Given request: Rewrite the records from the line holding "Patent image size: (1386, 982)." through the end of the records, inclusive, with "perspective view" replaced by "oblique view" and everything else unchanged.

=== Data in this exercise ===

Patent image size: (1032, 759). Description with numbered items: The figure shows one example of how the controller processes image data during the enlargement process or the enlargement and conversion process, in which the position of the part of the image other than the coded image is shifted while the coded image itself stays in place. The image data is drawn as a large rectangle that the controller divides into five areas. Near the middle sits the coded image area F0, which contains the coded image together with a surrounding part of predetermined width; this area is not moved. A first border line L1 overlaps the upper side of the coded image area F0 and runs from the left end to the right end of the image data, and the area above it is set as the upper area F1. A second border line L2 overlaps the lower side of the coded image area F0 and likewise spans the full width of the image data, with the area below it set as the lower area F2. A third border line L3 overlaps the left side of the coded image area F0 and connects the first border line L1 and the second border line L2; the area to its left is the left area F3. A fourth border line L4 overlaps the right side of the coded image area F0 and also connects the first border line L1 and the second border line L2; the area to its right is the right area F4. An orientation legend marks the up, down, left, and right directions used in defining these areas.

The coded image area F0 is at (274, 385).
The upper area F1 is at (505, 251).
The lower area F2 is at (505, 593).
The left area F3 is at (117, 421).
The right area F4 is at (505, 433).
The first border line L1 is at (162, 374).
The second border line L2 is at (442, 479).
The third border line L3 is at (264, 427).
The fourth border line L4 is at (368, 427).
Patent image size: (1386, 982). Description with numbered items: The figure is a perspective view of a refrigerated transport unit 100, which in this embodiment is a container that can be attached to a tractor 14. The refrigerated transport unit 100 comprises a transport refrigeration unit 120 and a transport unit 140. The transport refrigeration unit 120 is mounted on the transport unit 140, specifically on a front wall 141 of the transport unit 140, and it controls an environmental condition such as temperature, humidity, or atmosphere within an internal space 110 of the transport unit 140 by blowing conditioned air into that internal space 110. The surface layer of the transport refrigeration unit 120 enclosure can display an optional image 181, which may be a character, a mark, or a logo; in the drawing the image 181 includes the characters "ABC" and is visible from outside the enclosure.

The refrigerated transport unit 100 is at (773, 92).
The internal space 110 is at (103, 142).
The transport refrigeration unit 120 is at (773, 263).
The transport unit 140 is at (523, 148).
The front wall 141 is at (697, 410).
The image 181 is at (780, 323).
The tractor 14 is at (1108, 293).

===

Written response:
Patent image size: (1386, 982). Description with numbered items: The figure is a oblique view of a refrigerated transport unit 100, which in this embodiment is a container that can be attached to a tractor 14. The refrigerated transport unit 100 comprises a transport refrigeration unit 120 and a transport unit 140. The transport refrigeration unit 120 is mounted on the transport unit 140, specifically on a front wall 141 of the transport unit 140, and it controls an environmental condition such as temperature, humidity, or atmosphere within an internal space 110 of the transport unit 140 by blowing conditioned air into that internal space 110. The surface layer of the transport refrigeration unit 120 enclosure can display an optional image 181, which may be a character, a mark, or a logo; in the drawing the image 181 includes the characters "ABC" and is visible from outside the enclosure.

The refrigerated transport unit 100 is at (773, 92).
The internal space 110 is at (103, 142).
The transport refrigeration unit 120 is at (773, 263).
The transport unit 140 is at (523, 148).
The front wall 141 is at (697, 410).
The image 181 is at (780, 323).
The tractor 14 is at (1108, 293).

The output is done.